**Exercise requirements**
All lines holding the string "this" are to be shown.

- - -

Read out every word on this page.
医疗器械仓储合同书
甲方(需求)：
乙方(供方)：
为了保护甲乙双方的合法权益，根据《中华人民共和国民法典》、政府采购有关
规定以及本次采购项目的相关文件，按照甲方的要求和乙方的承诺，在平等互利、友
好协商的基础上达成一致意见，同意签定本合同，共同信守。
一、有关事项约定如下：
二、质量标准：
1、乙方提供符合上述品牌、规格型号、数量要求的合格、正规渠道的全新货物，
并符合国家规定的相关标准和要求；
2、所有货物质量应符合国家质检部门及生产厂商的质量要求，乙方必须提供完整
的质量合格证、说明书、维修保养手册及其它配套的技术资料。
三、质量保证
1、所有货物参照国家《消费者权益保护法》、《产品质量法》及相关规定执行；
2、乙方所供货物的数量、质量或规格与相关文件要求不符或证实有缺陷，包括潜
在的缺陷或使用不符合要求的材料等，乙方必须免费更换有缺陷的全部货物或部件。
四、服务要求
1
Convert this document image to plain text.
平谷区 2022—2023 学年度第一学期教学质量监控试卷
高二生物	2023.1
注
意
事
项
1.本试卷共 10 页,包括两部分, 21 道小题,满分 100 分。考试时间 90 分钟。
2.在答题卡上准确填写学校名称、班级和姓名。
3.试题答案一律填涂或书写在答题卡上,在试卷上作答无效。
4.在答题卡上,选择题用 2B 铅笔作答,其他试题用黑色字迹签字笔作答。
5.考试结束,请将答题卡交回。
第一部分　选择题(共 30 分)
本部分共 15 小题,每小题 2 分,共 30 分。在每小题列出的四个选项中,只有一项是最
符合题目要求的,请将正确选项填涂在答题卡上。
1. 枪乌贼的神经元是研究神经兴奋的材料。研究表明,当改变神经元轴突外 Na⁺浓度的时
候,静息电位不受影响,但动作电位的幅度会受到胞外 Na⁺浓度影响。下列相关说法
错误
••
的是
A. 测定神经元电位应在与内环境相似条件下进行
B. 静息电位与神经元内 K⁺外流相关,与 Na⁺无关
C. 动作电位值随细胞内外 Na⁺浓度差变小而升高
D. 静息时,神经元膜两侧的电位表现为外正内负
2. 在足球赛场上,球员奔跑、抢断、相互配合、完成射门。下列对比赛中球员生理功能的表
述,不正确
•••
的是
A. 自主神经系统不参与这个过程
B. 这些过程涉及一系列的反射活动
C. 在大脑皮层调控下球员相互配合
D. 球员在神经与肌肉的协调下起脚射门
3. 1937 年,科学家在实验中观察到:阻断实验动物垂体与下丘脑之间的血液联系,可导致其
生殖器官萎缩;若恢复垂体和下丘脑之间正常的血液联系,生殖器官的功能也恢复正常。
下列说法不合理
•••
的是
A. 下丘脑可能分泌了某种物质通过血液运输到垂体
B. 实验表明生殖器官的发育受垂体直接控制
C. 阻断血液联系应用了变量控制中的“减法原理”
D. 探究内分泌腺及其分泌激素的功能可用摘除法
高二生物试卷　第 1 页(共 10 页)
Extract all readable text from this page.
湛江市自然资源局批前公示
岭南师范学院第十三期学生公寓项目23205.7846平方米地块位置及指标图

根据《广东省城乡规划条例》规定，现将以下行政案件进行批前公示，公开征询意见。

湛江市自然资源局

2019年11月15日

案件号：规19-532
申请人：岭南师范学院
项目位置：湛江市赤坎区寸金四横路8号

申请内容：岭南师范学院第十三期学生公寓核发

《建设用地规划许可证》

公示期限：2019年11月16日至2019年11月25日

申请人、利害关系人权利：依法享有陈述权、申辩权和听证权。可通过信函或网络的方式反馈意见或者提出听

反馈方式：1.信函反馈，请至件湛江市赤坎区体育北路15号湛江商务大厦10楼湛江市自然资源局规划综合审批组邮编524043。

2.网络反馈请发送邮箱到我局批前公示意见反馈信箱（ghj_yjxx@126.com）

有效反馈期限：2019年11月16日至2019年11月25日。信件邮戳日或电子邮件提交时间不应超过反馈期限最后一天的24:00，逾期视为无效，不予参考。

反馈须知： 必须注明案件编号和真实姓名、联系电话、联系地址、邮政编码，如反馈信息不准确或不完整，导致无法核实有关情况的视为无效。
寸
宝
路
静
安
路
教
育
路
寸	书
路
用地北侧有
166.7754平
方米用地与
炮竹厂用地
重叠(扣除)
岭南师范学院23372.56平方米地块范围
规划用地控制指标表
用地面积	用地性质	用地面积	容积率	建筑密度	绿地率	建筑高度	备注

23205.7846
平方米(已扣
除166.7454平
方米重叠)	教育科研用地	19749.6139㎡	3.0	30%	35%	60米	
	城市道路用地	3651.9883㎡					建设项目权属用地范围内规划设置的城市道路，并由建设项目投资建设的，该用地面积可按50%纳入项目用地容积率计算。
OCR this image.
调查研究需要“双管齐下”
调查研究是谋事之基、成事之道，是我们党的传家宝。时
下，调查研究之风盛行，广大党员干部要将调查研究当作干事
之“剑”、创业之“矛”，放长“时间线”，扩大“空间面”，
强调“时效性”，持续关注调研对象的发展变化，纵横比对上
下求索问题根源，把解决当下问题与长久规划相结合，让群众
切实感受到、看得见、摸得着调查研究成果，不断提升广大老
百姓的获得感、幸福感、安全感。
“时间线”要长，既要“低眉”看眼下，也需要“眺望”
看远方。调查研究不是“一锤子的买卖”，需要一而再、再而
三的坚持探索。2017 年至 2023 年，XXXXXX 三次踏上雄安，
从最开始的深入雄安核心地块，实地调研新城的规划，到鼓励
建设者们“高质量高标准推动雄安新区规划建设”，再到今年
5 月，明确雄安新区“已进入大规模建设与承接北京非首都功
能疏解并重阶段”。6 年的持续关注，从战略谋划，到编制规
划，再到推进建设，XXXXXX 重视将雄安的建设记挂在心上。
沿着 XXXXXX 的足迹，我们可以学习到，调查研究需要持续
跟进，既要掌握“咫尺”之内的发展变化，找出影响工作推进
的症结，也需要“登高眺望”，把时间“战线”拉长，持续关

- - -

**Task output**
Read out every word on this page.
Convert this document image to plain text.
Extract all readable text from this page.
OCR this image.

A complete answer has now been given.